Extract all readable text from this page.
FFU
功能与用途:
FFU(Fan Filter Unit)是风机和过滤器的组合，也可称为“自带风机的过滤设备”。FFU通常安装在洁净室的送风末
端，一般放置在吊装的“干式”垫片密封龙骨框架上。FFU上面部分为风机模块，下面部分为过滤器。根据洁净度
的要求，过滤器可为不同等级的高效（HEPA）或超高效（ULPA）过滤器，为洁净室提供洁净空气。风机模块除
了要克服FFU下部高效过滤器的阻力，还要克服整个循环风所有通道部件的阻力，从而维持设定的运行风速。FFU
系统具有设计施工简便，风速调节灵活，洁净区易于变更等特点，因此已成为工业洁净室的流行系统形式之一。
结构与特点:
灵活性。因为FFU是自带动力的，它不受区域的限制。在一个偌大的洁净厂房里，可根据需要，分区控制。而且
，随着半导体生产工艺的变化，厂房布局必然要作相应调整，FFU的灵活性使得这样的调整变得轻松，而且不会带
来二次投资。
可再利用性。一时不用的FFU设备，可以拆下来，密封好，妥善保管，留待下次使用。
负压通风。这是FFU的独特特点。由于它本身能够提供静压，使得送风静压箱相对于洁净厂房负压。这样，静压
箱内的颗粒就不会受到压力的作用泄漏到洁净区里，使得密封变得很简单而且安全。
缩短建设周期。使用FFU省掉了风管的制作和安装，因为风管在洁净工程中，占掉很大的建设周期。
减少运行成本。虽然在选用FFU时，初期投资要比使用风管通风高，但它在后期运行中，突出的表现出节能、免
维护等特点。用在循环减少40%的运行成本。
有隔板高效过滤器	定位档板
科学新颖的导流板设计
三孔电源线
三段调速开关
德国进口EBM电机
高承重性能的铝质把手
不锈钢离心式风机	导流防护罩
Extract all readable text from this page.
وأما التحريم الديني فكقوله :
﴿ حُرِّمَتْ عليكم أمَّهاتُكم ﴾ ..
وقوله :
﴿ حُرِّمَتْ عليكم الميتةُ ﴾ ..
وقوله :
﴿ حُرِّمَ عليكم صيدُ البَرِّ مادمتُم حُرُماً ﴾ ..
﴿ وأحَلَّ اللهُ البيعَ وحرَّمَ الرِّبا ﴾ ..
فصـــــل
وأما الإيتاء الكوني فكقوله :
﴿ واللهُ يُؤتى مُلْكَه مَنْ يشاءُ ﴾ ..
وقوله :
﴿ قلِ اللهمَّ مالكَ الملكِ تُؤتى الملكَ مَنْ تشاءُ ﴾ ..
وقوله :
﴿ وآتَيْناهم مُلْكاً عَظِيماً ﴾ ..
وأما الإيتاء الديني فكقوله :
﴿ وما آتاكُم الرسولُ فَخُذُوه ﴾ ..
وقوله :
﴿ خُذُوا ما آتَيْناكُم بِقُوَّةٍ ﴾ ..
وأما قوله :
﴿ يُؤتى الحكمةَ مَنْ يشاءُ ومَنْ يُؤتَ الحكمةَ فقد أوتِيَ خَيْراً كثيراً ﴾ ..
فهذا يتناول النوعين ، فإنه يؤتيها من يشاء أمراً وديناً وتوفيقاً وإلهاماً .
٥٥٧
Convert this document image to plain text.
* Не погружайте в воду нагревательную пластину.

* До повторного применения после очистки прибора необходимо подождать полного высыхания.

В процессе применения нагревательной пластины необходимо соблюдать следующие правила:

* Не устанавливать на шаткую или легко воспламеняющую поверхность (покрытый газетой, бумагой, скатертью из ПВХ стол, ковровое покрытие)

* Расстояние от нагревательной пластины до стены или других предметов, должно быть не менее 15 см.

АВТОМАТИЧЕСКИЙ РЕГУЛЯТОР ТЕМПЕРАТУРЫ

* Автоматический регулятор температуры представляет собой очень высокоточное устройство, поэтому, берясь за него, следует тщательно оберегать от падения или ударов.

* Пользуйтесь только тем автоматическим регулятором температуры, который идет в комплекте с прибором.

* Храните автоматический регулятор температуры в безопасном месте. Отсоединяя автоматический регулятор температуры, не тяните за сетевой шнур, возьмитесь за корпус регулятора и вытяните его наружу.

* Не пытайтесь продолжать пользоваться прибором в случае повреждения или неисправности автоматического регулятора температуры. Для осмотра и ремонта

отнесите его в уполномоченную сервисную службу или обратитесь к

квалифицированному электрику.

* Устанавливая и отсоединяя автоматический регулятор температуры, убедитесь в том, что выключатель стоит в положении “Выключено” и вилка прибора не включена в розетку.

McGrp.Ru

● WRITTEN TASK: Exactly reproduce every line of the data above.

● RESULT OF THE TASK:
Extract all readable text from this page.
FFU
功能与用途:
FFU(Fan Filter Unit)是风机和过滤器的组合，也可称为“自带风机的过滤设备”。FFU通常安装在洁净室的送风末
端，一般放置在吊装的“干式”垫片密封龙骨框架上。FFU上面部分为风机模块，下面部分为过滤器。根据洁净度
的要求，过滤器可为不同等级的高效（HEPA）或超高效（ULPA）过滤器，为洁净室提供洁净空气。风机模块除
了要克服FFU下部高效过滤器的阻力，还要克服整个循环风所有通道部件的阻力，从而维持设定的运行风速。FFU
系统具有设计施工简便，风速调节灵活，洁净区易于变更等特点，因此已成为工业洁净室的流行系统形式之一。
结构与特点:
灵活性。因为FFU是自带动力的，它不受区域的限制。在一个偌大的洁净厂房里，可根据需要，分区控制。而且
，随着半导体生产工艺的变化，厂房布局必然要作相应调整，FFU的灵活性使得这样的调整变得轻松，而且不会带
来二次投资。
可再利用性。一时不用的FFU设备，可以拆下来，密封好，妥善保管，留待下次使用。
负压通风。这是FFU的独特特点。由于它本身能够提供静压，使得送风静压箱相对于洁净厂房负压。这样，静压
箱内的颗粒就不会受到压力的作用泄漏到洁净区里，使得密封变得很简单而且安全。
缩短建设周期。使用FFU省掉了风管的制作和安装，因为风管在洁净工程中，占掉很大的建设周期。
减少运行成本。虽然在选用FFU时，初期投资要比使用风管通风高，但它在后期运行中，突出的表现出节能、免
维护等特点。用在循环减少40%的运行成本。
有隔板高效过滤器	定位档板
科学新颖的导流板设计
三孔电源线
三段调速开关
德国进口EBM电机
高承重性能的铝质把手
不锈钢离心式风机	导流防护罩
Extract all readable text from this page.
وأما التحريم الديني فكقوله :
﴿ حُرِّمَتْ عليكم أمَّهاتُكم ﴾ ..
وقوله :
﴿ حُرِّمَتْ عليكم الميتةُ ﴾ ..
وقوله :
﴿ حُرِّمَ عليكم صيدُ البَرِّ مادمتُم حُرُماً ﴾ ..
﴿ وأحَلَّ اللهُ البيعَ وحرَّمَ الرِّبا ﴾ ..
فصـــــل
وأما الإيتاء الكوني فكقوله :
﴿ واللهُ يُؤتى مُلْكَه مَنْ يشاءُ ﴾ ..
وقوله :
﴿ قلِ اللهمَّ مالكَ الملكِ تُؤتى الملكَ مَنْ تشاءُ ﴾ ..
وقوله :
﴿ وآتَيْناهم مُلْكاً عَظِيماً ﴾ ..
وأما الإيتاء الديني فكقوله :
﴿ وما آتاكُم الرسولُ فَخُذُوه ﴾ ..
وقوله :
﴿ خُذُوا ما آتَيْناكُم بِقُوَّةٍ ﴾ ..
وأما قوله :
﴿ يُؤتى الحكمةَ مَنْ يشاءُ ومَنْ يُؤتَ الحكمةَ فقد أوتِيَ خَيْراً كثيراً ﴾ ..
فهذا يتناول النوعين ، فإنه يؤتيها من يشاء أمراً وديناً وتوفيقاً وإلهاماً .
٥٥٧
Convert this document image to plain text.
* Не погружайте в воду нагревательную пластину.

* До повторного применения после очистки прибора необходимо подождать полного высыхания.

В процессе применения нагревательной пластины необходимо соблюдать следующие правила:

* Не устанавливать на шаткую или легко воспламеняющую поверхность (покрытый газетой, бумагой, скатертью из ПВХ стол, ковровое покрытие)

* Расстояние от нагревательной пластины до стены или других предметов, должно быть не менее 15 см.

АВТОМАТИЧЕСКИЙ РЕГУЛЯТОР ТЕМПЕРАТУРЫ

* Автоматический регулятор температуры представляет собой очень высокоточное устройство, поэтому, берясь за него, следует тщательно оберегать от падения или ударов.

* Пользуйтесь только тем автоматическим регулятором температуры, который идет в комплекте с прибором.

* Храните автоматический регулятор температуры в безопасном месте. Отсоединяя автоматический регулятор температуры, не тяните за сетевой шнур, возьмитесь за корпус регулятора и вытяните его наружу.

* Не пытайтесь продолжать пользоваться прибором в случае повреждения или неисправности автоматического регулятора температуры. Для осмотра и ремонта

отнесите его в уполномоченную сервисную службу или обратитесь к

квалифицированному электрику.

* Устанавливая и отсоединяя автоматический регулятор температуры, убедитесь в том, что выключатель стоит в положении “Выключено” и вилка прибора не включена в розетку.

McGrp.Ru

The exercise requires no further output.